-- start --

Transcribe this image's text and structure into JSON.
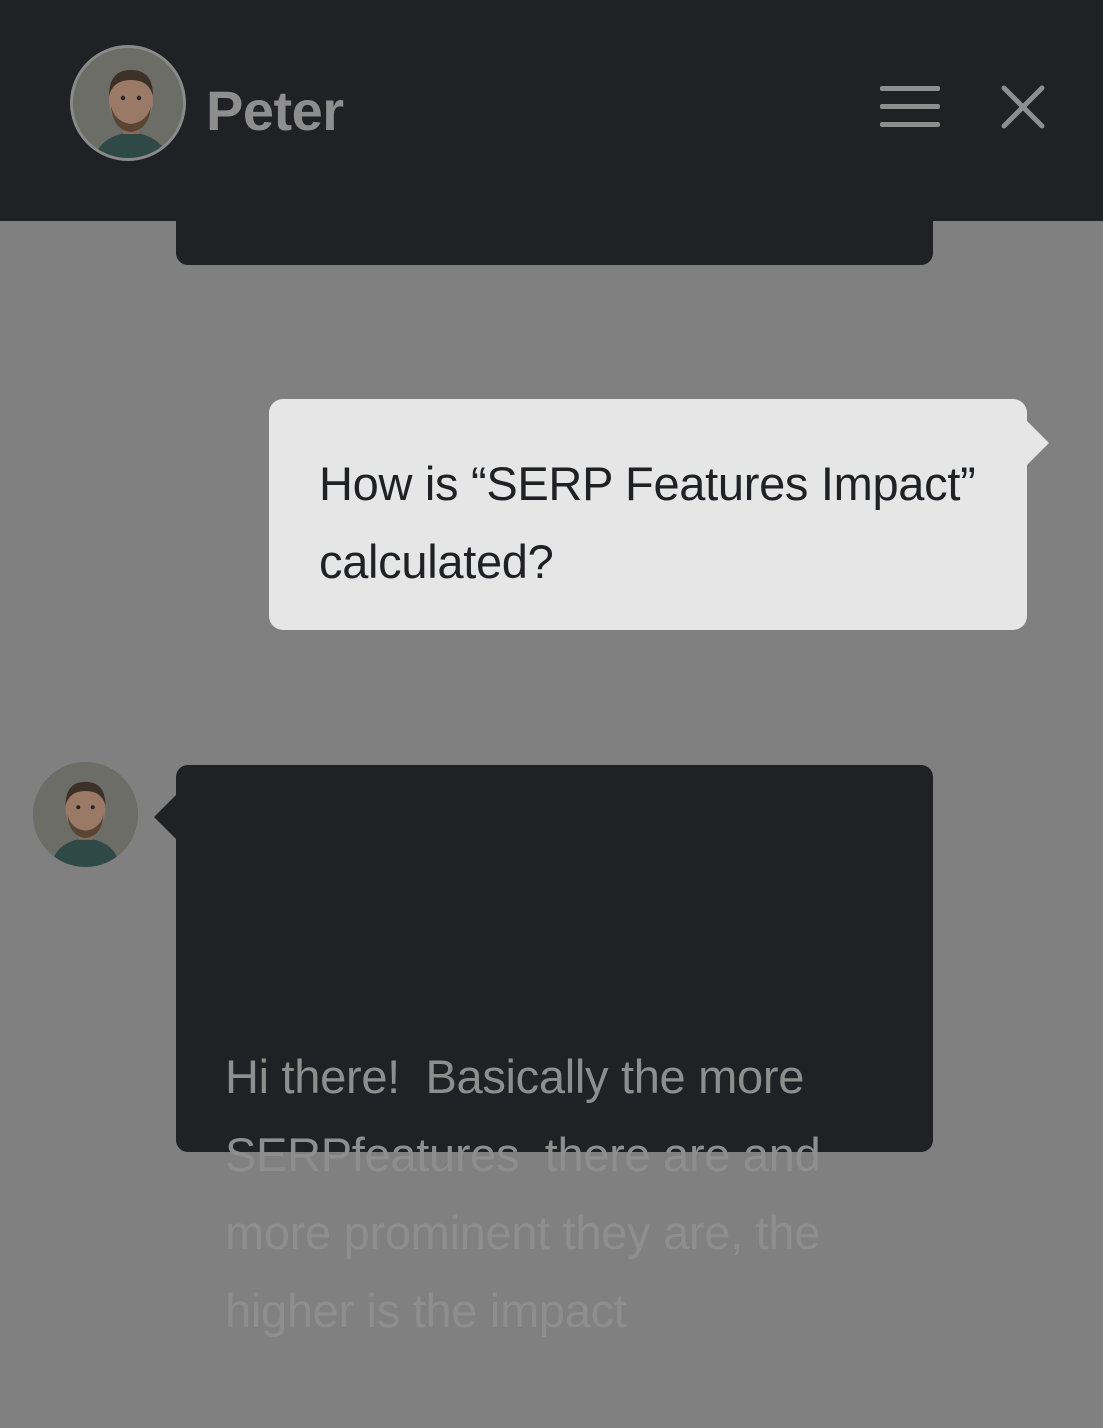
{
  "header": {
    "agent_name": "Peter",
    "avatar_icon": "person-avatar",
    "menu_icon": "hamburger-menu-icon",
    "close_icon": "close-icon"
  },
  "messages": [
    {
      "sender": "user",
      "text": "How is “SERP Features Impact” calculated?"
    },
    {
      "sender": "agent",
      "text": "Hi there!  Basically the more SERPfeatures  there are and more prominent they are, the higher is the impact"
    }
  ],
  "colors": {
    "overlay_background": "#808080",
    "header_background": "#1f2124",
    "user_bubble": "#e6e6e6",
    "agent_bubble": "#1f2124",
    "muted_text": "#8e8e8e"
  }
}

-- end --

Directions:
Repeat each line of the records above exactly, but do not copy the pictures.

Task solution:
Transcribe this image's text and structure into JSON.
{
  "header": {
    "agent_name": "Peter",
    "avatar_icon": "person-avatar",
    "menu_icon": "hamburger-menu-icon",
    "close_icon": "close-icon"
  },
  "messages": [
    {
      "sender": "user",
      "text": "How is “SERP Features Impact” calculated?"
    },
    {
      "sender": "agent",
      "text": "Hi there!  Basically the more SERPfeatures  there are and more prominent they are, the higher is the impact"
    }
  ],
  "colors": {
    "overlay_background": "#808080",
    "header_background": "#1f2124",
    "user_bubble": "#e6e6e6",
    "agent_bubble": "#1f2124",
    "muted_text": "#8e8e8e"
  }
}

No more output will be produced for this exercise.